TEXT EXCERPT>
..........
# Need advice / Help today



## pstein1201 (Sep 10, 2017)

Ok, here is the situation I need your thoughts on.

Started smoking two pork butts in my electric smoker last night around 9. Put extra wood chips in around midnight and went to bed. I woke up around 4:30 and went down to add one last round of wood chips and the smoker showed a temperature of 118 degrees.

At some point during the night the heating smoker stopped heating and I couldn't get it back going. The smoker is "clamped" tight so a strong seal, it was still ,medium warm inside and the butts were warm.

I took them out and put them straight into a heated up oven at 250 degrees at 5am and cooked them until 11:00am. I just finished pulling them apart and they came out decent with a nice char and taste good, albeit, not a good "smoked all night" taste.

My question is this - I am using these for a party today, should I be concerned about the meat and people eating these? They smoked at 240 for at least 4 hours, at some point between midnight at 4:30am the heating element quit and when I got to them the internal temp was 118 degrees in a sealed environment. Directly to the oven at 250 degrees for 6 more hours. I don't want anyone getting sick from my food but I think I am safe however, would love to hear from more experienced people..


----------



## gmc2003 (Sep 11, 2017)

I think as long as you didn't inject it you should be fine.


----------



## daveomak (Sep 11, 2017)

Whole muscle meat is considered "sterile" inside...   as long as it was intact, all is well...


----------



## david r (Sep 11, 2017)

Serve it up!  Sorry about your smoker.


----------



## chef jimmyj (Sep 11, 2017)

PM sent...JJ


----------



## pstein1201 (Sep 12, 2017)

Thanks everyone, especially Chef jimmy! Party went without an issue OR anyone getting sick....phew. On a side note, seems a lot of people have had a similar issue with their MES and found one of the wires had deteriorated which lost the connection for heating. Will repair this weekend and smoke some ribs.

Any suggestions on new rubs? Today I use garlic powder, chili powder, salt, pepper, and brown sugar. Rub the pretty much everything with that and for the Ribs I smoke at 245 for 4 to 5 hours using either Hickory or Cherry wood chips.


----------



## chef jimmyj (Sep 12, 2017)

Here are rubs I have developed. The first is what I use most frequently on Pork. The kids like it on Popcorn and Fries. Adjust anything to your liking...JJ

*Cajun Rib Tickler*

1C Tubinado or Dried Brown Sugar*

1/4C Paprika**

2T Kosher Salt

2T Garlic Powder

2T Onion Powder

2T Mustard Powder

2T Chili Powder

2tsp Black Pepper

1-2tsp Cayenne

2tsp Dry Oregano

2tsp Dry Thyme

2tsp Dry Celery Flakes

1tsp Celery Seed

Grind the Oregano, Thyme, Celery Flake and Seed. Mix all and store in air tight container, up to 3 months...
..........
LISTED RECORDS>
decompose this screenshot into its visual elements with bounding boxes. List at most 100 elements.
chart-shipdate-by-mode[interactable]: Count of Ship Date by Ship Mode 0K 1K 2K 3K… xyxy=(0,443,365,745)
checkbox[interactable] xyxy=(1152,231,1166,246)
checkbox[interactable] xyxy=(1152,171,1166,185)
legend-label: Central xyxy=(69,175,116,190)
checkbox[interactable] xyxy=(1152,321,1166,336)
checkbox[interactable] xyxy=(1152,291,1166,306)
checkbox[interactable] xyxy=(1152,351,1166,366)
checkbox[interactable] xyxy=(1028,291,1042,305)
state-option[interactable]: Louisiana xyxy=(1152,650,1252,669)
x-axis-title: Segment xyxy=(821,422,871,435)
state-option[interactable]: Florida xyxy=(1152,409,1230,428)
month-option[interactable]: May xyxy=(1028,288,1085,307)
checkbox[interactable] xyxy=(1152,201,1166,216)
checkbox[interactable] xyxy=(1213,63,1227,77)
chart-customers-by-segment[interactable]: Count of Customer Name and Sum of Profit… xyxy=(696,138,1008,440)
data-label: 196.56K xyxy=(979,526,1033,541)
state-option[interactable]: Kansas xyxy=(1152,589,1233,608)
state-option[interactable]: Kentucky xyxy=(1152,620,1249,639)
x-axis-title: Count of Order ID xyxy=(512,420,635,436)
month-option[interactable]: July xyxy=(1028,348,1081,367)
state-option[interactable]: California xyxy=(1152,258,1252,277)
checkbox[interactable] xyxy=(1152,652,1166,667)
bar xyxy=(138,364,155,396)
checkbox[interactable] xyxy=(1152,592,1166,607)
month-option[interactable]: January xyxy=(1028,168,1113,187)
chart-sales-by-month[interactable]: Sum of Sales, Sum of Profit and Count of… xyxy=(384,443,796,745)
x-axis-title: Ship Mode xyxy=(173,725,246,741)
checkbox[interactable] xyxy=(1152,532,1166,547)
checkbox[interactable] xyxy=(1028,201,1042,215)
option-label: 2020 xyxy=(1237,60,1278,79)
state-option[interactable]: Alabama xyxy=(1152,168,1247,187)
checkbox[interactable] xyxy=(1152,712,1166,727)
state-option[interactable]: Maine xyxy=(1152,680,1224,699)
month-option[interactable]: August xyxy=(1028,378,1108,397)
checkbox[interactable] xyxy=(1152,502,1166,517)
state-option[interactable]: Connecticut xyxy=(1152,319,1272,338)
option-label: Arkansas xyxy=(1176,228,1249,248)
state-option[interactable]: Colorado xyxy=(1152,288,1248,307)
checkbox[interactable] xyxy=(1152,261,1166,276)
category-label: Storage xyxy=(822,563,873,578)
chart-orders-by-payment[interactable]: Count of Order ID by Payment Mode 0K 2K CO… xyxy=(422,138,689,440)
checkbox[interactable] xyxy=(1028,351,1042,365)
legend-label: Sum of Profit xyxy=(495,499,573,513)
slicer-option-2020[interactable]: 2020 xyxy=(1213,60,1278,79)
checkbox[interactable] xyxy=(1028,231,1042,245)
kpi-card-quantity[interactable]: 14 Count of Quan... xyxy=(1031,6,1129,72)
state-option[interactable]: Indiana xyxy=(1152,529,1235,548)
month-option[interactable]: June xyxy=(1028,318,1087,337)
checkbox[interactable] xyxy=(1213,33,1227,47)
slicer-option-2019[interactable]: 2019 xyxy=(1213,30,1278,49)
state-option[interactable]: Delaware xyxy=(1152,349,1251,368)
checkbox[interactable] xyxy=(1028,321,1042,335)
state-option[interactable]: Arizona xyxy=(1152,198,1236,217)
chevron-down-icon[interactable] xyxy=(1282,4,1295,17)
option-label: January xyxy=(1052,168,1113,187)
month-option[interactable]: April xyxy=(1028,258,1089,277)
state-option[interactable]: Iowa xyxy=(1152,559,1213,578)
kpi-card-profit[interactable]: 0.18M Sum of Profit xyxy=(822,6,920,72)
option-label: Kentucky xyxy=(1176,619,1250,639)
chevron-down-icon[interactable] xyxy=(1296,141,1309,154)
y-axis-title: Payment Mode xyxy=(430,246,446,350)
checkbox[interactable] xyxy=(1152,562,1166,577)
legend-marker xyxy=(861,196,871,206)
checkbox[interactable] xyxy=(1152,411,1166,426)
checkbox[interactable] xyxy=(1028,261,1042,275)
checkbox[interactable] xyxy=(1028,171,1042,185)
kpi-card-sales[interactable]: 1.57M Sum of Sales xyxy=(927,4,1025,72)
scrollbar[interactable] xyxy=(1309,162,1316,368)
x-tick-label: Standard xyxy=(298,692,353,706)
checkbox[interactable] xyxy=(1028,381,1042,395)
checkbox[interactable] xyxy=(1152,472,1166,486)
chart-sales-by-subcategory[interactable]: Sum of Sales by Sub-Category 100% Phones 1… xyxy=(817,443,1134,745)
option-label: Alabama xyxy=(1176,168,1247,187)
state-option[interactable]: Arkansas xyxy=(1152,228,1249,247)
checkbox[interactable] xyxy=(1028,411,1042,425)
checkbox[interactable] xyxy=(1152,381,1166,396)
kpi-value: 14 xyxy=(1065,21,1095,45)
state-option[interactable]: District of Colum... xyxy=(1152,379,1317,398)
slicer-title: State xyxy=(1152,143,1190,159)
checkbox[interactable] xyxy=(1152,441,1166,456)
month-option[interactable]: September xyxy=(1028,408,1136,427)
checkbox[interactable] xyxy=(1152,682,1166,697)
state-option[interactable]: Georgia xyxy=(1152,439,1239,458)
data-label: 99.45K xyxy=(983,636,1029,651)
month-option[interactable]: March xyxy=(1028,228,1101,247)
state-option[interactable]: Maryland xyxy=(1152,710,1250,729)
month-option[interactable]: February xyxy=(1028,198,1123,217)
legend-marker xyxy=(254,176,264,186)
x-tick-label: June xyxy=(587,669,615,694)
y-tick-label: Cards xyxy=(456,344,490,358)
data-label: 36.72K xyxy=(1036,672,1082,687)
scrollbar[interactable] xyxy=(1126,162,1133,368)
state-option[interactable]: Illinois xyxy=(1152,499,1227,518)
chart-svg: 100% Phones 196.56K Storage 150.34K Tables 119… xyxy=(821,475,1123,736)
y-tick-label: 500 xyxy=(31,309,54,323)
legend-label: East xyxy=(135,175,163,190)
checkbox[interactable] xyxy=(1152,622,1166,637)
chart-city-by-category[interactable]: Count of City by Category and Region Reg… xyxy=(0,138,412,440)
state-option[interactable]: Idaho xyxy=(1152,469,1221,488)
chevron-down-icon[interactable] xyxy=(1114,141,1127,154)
..........
WORK TO BE COMPLETED> In the forum thread about smoking pork butts, translate this sentence into Spanish: "I took them out and put them straight into a heated up oven at 250 degrees at 5am and cooked them until 11:00am."

THE OUTPUT> Los saqué y los puse directamente en un horno ya caliente a 250 grados a las 5 de la mañana y los cociné hasta las 11:00 de la mañana.